* What to work on: Set out each line from the following listing that includes the word "хозяйство".

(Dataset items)

....

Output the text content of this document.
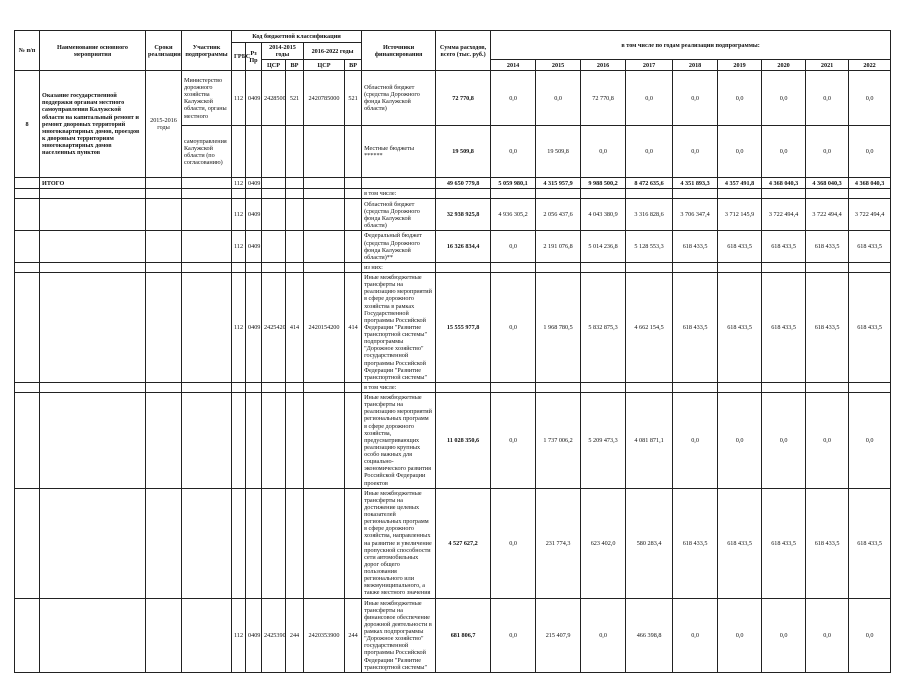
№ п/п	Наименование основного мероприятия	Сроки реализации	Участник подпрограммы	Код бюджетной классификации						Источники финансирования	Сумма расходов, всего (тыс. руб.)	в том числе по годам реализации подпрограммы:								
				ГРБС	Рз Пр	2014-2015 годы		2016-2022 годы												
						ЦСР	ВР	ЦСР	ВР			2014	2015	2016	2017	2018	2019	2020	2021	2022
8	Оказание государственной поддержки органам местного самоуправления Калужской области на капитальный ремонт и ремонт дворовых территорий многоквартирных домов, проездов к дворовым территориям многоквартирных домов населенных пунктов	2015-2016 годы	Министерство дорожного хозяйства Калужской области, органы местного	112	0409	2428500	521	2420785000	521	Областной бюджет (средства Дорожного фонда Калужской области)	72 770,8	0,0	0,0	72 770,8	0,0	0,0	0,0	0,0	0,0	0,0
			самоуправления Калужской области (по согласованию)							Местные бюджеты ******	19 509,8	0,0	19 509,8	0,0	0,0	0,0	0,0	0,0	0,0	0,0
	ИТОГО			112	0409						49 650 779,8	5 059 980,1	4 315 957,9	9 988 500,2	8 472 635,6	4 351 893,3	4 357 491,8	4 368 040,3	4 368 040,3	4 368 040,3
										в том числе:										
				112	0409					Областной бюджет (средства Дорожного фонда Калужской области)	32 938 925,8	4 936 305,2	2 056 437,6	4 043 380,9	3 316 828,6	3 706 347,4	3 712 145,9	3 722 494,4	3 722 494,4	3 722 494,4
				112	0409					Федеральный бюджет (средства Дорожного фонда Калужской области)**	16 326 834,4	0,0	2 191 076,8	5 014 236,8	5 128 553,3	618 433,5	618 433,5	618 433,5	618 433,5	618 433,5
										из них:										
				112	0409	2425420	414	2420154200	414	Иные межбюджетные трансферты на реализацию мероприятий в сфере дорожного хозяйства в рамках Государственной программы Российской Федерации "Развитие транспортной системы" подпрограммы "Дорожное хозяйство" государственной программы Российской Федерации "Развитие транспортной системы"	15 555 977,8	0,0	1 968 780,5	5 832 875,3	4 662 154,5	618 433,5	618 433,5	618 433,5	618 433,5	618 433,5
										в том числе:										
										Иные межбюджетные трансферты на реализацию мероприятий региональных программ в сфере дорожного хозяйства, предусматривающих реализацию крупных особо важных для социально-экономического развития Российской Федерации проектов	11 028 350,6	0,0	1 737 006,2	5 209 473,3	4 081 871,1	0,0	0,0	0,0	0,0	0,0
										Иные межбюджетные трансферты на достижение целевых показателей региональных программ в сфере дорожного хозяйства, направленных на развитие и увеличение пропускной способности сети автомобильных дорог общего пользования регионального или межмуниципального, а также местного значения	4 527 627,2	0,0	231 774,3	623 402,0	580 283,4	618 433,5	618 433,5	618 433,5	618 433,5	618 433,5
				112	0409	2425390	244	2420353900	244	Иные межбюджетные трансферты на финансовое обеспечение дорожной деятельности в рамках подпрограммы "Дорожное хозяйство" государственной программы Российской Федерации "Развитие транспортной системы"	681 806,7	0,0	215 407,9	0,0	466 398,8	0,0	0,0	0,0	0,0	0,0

....

* Task answer:
				112	0409	2425420	414	2420154200	414	Иные межбюджетные трансферты на реализацию мероприятий в сфере дорожного хозяйства в рамках Государственной программы Российской Федерации "Развитие транспортной системы" подпрограммы "Дорожное хозяйство" государственной программы Российской Федерации "Развитие транспортной системы"	15 555 977,8	0,0	1 968 780,5	5 832 875,3	4 662 154,5	618 433,5	618 433,5	618 433,5	618 433,5	618 433,5
				112	0409	2425390	244	2420353900	244	Иные межбюджетные трансферты на финансовое обеспечение дорожной деятельности в рамках подпрограммы "Дорожное хозяйство" государственной программы Российской Федерации "Развитие транспортной системы"	681 806,7	0,0	215 407,9	0,0	466 398,8	0,0	0,0	0,0	0,0	0,0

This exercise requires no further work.